Filter the entries that follow, copying every line in which the word "магазина" appears.
-- -- --
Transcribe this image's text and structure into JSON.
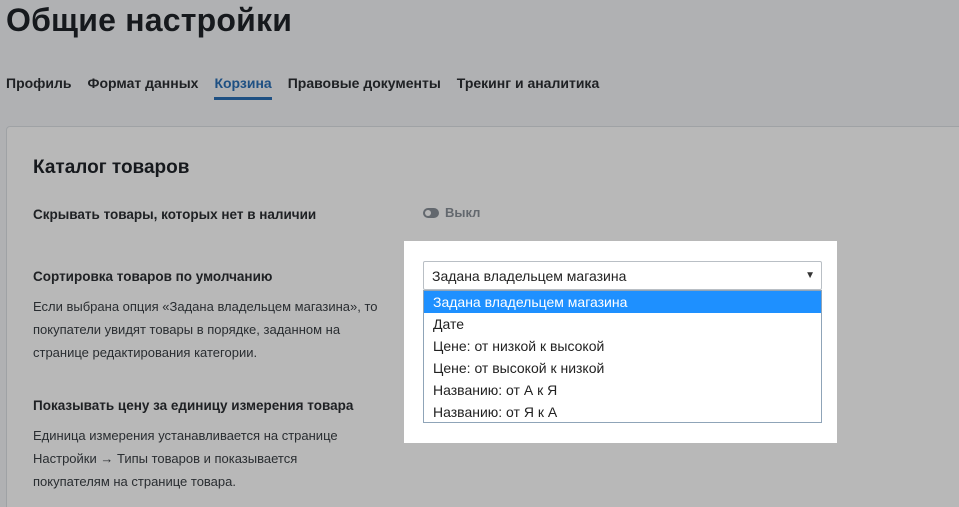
{
  "header": {
    "title": "Общие настройки"
  },
  "tabs": [
    {
      "label": "Профиль"
    },
    {
      "label": "Формат данных"
    },
    {
      "label": "Корзина"
    },
    {
      "label": "Правовые документы"
    },
    {
      "label": "Трекинг и аналитика"
    }
  ],
  "active_tab": "Корзина",
  "catalog": {
    "title": "Каталог товаров",
    "hide_out_of_stock": {
      "label": "Скрывать товары, которых нет в наличии",
      "toggle_label": "Выкл"
    },
    "default_sort": {
      "label": "Сортировка товаров по умолчанию",
      "description_lines": [
        "Если выбрана опция «Задана владельцем магазина», то",
        "покупатели увидят товары в порядке, заданном на",
        "странице редактирования категории."
      ],
      "selected_value": "Задана владельцем магазина",
      "options": [
        "Задана владельцем магазина",
        "Дате",
        "Цене: от низкой к высокой",
        "Цене: от высокой к низкой",
        "Названию: от А к Я",
        "Названию: от Я к А"
      ]
    },
    "unit_price": {
      "label": "Показывать цену за единицу измерения товара",
      "description_lines": [
        "Единица измерения устанавливается на странице",
        "Настройки → Типы товаров и показывается",
        "покупателям на странице товара."
      ]
    }
  }
}
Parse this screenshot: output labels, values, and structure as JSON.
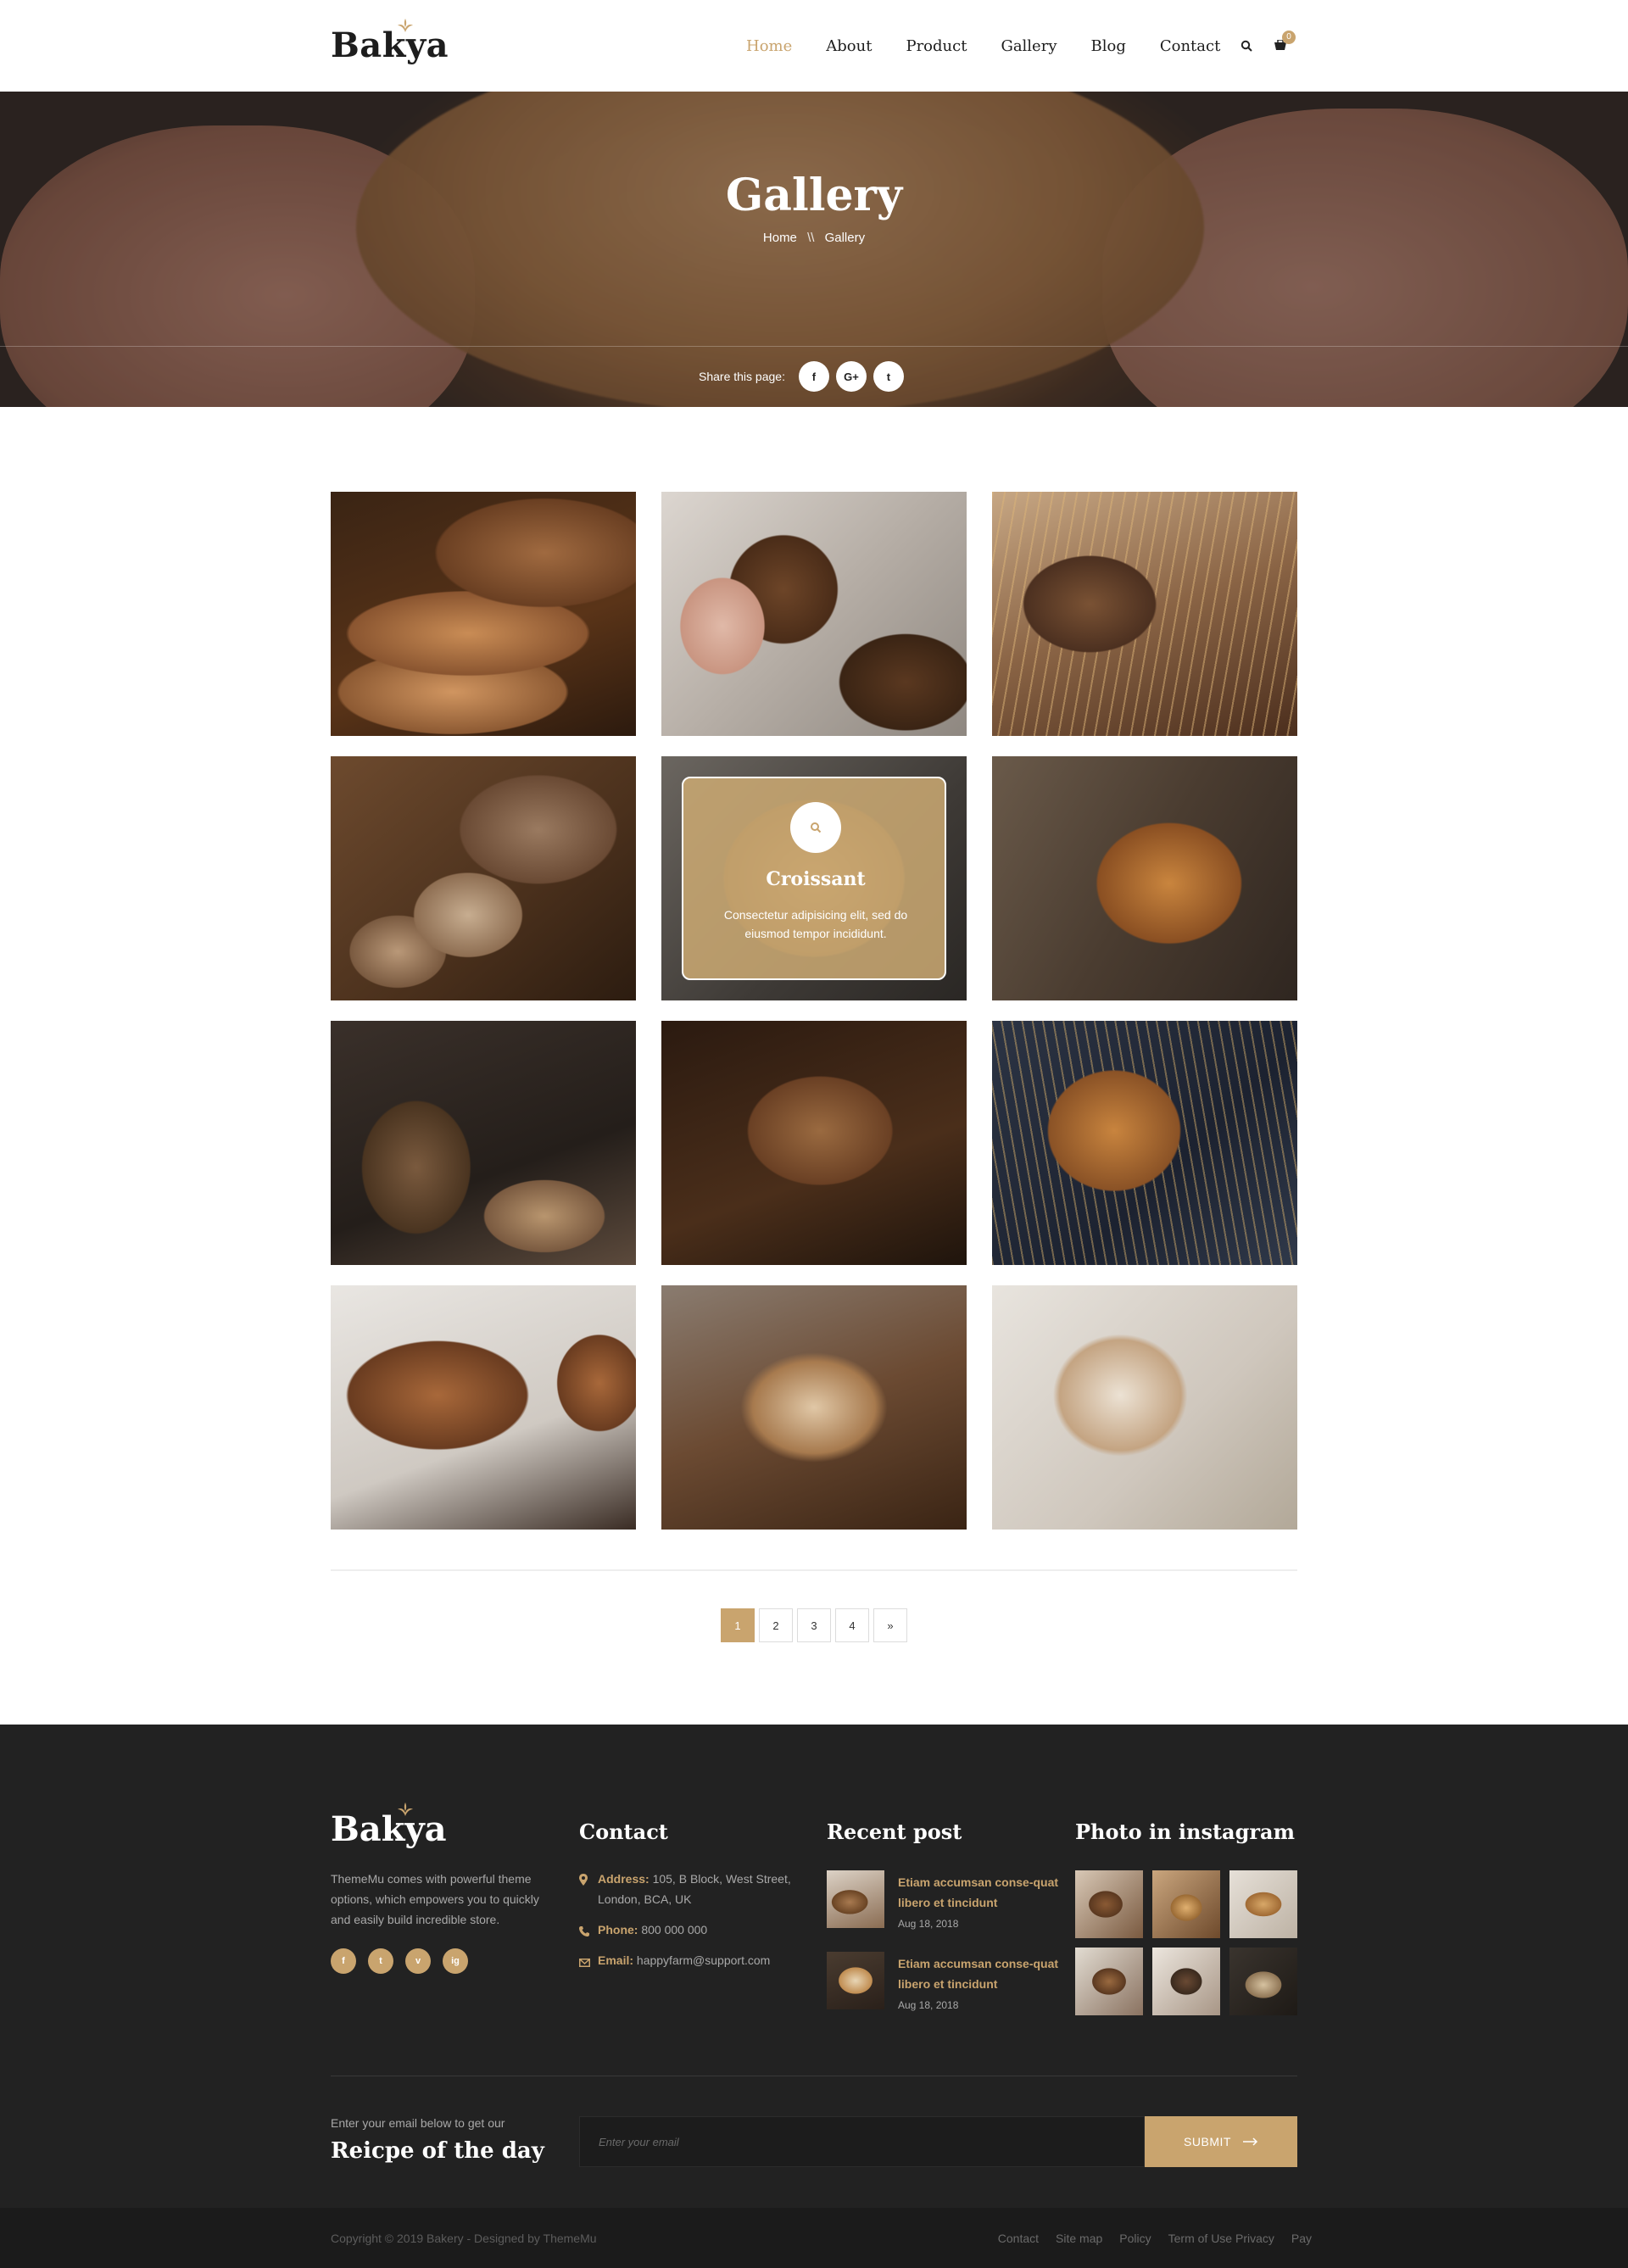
{
  "header": {
    "logo": "Bakya",
    "nav": [
      "Home",
      "About",
      "Product",
      "Gallery",
      "Blog",
      "Contact"
    ],
    "active_nav": "Home",
    "cart_count": "0",
    "icons": [
      "search-icon",
      "cart-icon"
    ]
  },
  "hero": {
    "title": "Gallery",
    "breadcrumb": {
      "home": "Home",
      "sep": "\\\\",
      "current": "Gallery"
    },
    "share_label": "Share this page:",
    "share_buttons": [
      "f",
      "G+",
      "t"
    ]
  },
  "gallery": {
    "overlay": {
      "title": "Croissant",
      "text": "Consectetur adipisicing elit, sed do eiusmod tempor incididunt."
    }
  },
  "pagination": [
    "1",
    "2",
    "3",
    "4",
    "»"
  ],
  "footer": {
    "logo": "Bakya",
    "about": "ThemeMu comes with powerful theme options, which empowers you to quickly and easily build incredible store.",
    "social": [
      "f",
      "t",
      "v",
      "ig"
    ],
    "contact": {
      "heading": "Contact",
      "address_label": "Address:",
      "address": "105, B Block, West Street, London, BCA, UK",
      "phone_label": "Phone:",
      "phone": "800 000 000",
      "email_label": "Email:",
      "email": "happyfarm@support.com"
    },
    "recent": {
      "heading": "Recent post",
      "posts": [
        {
          "title": "Etiam accumsan conse-quat libero et tincidunt",
          "date": "Aug 18, 2018"
        },
        {
          "title": "Etiam accumsan conse-quat libero et tincidunt",
          "date": "Aug 18, 2018"
        }
      ]
    },
    "instagram": {
      "heading": "Photo in instagram"
    },
    "newsletter": {
      "small": "Enter your email below to get our",
      "big": "Reicpe of the day",
      "placeholder": "Enter your email",
      "submit": "SUBMIT"
    },
    "copyright": "Copyright © 2019 Bakery - Designed by ThemeMu",
    "links": [
      "Contact",
      "Site map",
      "Policy",
      "Term of Use Privacy",
      "Pay"
    ]
  },
  "colors": {
    "accent": "#c9a46e",
    "footer_bg": "#222222",
    "bottom_bg": "#1b1b1b"
  }
}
-- -- --
→ Correct result:
        "Если выбрана опция «Задана владельцем магазина», то",
      "selected_value": "Задана владельцем магазина",
        "Задана владельцем магазина",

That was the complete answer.